Requirement - Give the count of lines in the data that include "title", with no other words.

Task material -

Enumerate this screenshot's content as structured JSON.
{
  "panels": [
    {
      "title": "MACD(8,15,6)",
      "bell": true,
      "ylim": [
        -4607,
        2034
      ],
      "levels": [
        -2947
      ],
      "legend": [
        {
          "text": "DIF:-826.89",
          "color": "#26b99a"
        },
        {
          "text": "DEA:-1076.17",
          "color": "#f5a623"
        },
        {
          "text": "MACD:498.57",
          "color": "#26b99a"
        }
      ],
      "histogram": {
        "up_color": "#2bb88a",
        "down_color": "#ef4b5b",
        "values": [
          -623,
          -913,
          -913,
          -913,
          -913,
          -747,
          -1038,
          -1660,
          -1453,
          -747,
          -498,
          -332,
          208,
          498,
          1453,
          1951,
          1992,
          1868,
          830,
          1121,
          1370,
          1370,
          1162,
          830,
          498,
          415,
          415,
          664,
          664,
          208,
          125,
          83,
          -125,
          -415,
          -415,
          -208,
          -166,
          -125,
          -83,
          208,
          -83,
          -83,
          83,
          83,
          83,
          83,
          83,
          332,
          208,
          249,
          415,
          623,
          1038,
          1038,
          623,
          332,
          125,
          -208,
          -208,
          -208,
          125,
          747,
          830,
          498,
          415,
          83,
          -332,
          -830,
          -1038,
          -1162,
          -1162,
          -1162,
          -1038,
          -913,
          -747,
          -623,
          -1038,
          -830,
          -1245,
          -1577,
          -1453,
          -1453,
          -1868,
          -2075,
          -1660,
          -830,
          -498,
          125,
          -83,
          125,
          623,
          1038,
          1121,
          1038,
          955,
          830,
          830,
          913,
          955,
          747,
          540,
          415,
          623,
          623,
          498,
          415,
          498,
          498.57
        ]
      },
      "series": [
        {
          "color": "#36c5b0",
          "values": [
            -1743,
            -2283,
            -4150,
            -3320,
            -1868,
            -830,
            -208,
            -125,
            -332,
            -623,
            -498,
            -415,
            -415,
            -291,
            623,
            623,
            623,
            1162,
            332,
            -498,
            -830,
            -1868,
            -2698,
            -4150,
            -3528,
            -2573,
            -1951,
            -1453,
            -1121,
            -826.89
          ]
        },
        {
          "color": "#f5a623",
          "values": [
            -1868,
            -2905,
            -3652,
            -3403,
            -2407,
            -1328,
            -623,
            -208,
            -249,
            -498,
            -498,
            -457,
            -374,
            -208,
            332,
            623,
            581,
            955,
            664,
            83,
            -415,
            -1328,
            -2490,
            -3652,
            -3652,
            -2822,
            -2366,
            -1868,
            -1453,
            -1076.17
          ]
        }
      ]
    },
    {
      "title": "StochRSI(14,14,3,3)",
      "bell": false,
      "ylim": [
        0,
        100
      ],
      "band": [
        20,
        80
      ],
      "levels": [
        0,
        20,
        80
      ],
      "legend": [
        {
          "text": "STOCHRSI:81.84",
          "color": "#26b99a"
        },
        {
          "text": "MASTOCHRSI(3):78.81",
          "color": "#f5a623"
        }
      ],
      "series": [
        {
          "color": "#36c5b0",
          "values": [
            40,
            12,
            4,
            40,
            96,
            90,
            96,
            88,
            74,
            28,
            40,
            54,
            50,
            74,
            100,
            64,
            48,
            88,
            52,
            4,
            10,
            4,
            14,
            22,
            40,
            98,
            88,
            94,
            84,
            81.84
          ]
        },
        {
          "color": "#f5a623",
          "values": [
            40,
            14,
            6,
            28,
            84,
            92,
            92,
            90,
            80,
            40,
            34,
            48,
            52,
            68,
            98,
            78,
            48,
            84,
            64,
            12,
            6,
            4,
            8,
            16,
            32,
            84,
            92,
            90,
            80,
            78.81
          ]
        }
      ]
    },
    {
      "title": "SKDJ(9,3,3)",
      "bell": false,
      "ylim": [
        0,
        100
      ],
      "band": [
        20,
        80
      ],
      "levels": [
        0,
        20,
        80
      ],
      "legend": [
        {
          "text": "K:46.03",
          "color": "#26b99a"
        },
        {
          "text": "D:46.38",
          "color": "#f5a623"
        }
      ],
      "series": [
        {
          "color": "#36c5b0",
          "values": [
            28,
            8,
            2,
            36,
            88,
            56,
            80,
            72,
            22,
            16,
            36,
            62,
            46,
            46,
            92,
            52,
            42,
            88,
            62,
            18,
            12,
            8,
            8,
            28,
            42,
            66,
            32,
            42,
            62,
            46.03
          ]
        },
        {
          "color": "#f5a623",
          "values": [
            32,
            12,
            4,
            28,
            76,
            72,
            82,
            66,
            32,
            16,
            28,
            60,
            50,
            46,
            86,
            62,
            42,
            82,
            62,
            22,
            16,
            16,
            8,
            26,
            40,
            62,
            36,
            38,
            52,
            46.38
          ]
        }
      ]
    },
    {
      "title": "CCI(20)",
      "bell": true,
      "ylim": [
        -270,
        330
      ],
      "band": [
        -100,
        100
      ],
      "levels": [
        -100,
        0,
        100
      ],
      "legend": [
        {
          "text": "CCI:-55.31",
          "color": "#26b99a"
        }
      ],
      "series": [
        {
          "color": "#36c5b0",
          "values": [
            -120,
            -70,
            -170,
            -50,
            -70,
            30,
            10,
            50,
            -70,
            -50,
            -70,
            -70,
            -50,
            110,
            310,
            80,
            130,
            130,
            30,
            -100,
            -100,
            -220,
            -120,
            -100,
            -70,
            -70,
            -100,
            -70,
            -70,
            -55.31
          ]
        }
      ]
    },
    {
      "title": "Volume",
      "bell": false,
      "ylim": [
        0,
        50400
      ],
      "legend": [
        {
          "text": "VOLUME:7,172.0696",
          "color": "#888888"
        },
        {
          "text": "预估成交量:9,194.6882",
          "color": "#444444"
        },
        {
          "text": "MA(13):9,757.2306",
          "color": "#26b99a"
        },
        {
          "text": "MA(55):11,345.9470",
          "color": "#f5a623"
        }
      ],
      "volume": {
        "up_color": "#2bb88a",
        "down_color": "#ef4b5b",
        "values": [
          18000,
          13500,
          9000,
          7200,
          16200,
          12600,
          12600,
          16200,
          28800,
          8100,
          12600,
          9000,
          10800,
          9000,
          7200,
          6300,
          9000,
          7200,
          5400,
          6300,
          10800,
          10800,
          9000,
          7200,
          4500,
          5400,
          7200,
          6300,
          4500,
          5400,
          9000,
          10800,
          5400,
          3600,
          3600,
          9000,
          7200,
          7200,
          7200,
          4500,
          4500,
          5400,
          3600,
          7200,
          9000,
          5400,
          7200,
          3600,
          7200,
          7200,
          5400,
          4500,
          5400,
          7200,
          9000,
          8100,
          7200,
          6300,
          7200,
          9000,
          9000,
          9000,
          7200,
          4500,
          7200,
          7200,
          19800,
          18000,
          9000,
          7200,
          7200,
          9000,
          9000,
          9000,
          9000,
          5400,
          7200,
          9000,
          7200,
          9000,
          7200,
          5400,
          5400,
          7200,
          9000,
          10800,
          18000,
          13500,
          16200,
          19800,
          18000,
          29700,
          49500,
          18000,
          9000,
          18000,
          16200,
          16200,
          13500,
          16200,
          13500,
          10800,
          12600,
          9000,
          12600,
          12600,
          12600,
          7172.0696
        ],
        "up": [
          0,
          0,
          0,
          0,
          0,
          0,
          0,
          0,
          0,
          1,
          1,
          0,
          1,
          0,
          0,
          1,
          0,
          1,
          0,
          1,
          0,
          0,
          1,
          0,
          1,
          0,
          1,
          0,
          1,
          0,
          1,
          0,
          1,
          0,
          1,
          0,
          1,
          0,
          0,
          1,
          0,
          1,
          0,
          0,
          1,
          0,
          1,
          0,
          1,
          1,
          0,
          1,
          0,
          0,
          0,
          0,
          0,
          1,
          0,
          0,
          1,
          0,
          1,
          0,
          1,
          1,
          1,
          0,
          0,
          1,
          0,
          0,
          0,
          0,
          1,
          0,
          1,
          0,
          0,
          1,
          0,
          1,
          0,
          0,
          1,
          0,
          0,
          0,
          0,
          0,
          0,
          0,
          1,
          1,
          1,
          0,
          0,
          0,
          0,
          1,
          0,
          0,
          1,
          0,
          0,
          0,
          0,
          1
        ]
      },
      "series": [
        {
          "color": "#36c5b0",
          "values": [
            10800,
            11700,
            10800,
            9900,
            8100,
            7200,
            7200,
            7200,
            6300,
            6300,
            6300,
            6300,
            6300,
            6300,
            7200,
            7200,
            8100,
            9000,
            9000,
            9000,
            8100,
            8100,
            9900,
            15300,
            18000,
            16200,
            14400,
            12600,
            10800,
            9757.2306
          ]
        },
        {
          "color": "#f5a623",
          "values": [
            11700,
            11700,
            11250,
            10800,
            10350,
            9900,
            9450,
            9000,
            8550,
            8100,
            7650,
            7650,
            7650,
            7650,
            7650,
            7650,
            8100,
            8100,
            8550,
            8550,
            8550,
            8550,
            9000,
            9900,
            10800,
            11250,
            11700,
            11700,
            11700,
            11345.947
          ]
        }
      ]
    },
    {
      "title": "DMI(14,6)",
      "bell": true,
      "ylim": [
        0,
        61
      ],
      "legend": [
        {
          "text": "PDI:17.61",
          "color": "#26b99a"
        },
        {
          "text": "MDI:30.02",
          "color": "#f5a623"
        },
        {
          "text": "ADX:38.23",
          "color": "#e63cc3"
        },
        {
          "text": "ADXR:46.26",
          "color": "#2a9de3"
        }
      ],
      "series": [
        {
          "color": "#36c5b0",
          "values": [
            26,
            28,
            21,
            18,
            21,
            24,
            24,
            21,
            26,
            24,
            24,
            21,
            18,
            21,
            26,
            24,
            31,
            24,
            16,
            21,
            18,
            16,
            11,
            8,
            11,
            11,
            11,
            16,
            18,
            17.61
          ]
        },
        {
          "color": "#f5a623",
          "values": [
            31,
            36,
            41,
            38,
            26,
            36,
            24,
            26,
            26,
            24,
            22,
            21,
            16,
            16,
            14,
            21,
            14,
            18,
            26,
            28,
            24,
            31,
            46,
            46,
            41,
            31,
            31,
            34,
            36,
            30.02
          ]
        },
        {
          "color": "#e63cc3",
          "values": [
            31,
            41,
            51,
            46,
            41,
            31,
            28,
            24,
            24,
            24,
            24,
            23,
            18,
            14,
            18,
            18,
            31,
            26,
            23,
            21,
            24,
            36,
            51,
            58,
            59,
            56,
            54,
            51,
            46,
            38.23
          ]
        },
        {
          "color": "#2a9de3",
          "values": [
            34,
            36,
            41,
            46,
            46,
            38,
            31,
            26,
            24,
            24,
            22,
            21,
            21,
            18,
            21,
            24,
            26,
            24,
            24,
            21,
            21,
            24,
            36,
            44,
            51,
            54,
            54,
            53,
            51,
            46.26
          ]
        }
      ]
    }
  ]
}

Reply - 6